• **INPUT ROWS**:
--- START ---

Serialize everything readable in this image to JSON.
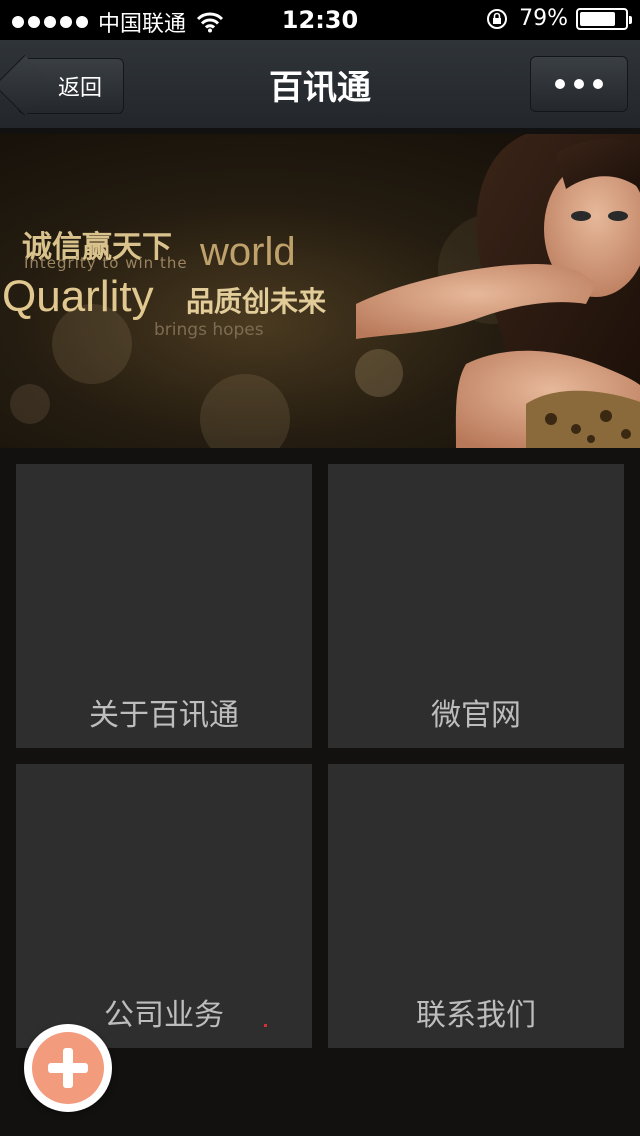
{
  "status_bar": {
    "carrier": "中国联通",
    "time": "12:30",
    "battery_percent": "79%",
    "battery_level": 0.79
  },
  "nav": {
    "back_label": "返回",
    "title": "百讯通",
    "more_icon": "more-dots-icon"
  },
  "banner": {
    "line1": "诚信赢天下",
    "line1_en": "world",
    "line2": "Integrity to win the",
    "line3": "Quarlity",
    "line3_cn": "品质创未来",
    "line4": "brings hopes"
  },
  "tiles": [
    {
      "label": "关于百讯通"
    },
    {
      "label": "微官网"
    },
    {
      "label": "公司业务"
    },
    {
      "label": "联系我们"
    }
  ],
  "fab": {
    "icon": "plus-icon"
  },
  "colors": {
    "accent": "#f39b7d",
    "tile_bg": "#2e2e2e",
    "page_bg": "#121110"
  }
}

--- END ---
--- START ---

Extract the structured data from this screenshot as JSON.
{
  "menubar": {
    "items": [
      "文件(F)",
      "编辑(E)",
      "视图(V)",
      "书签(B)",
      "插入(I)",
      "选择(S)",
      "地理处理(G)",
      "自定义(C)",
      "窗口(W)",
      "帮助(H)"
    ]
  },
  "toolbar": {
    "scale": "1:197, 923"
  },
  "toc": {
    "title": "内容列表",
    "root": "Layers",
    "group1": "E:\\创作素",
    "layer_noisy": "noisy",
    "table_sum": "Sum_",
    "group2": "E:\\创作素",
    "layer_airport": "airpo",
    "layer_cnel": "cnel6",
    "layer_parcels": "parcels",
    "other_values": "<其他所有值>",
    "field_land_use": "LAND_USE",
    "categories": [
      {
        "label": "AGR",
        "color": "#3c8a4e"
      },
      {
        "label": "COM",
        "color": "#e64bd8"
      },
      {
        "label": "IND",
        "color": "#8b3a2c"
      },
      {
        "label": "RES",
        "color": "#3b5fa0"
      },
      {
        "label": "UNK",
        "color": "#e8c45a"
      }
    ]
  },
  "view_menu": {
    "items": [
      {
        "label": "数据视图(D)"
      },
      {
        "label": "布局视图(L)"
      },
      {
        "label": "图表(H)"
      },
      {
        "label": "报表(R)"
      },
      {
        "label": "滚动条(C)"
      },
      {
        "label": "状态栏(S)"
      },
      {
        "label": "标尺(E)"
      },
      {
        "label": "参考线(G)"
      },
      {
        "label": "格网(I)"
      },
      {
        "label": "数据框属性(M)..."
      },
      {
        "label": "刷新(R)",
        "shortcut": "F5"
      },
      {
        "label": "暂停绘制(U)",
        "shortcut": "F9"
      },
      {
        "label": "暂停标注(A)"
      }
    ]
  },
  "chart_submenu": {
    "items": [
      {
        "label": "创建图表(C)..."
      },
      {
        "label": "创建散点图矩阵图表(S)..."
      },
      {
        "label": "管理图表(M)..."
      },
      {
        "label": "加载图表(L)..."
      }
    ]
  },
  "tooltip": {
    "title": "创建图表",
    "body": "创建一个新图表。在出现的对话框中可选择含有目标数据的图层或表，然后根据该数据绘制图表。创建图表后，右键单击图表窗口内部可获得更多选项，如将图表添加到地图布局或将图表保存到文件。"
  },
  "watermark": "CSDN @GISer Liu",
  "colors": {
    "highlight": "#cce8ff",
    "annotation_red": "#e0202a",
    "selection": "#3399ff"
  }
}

--- END ---

• **SET PROBLEM**: Go through the listing above and report how many of its lines contain the word "this", with only the number as output.

• **RESULT OF THE EXERCISE**: 2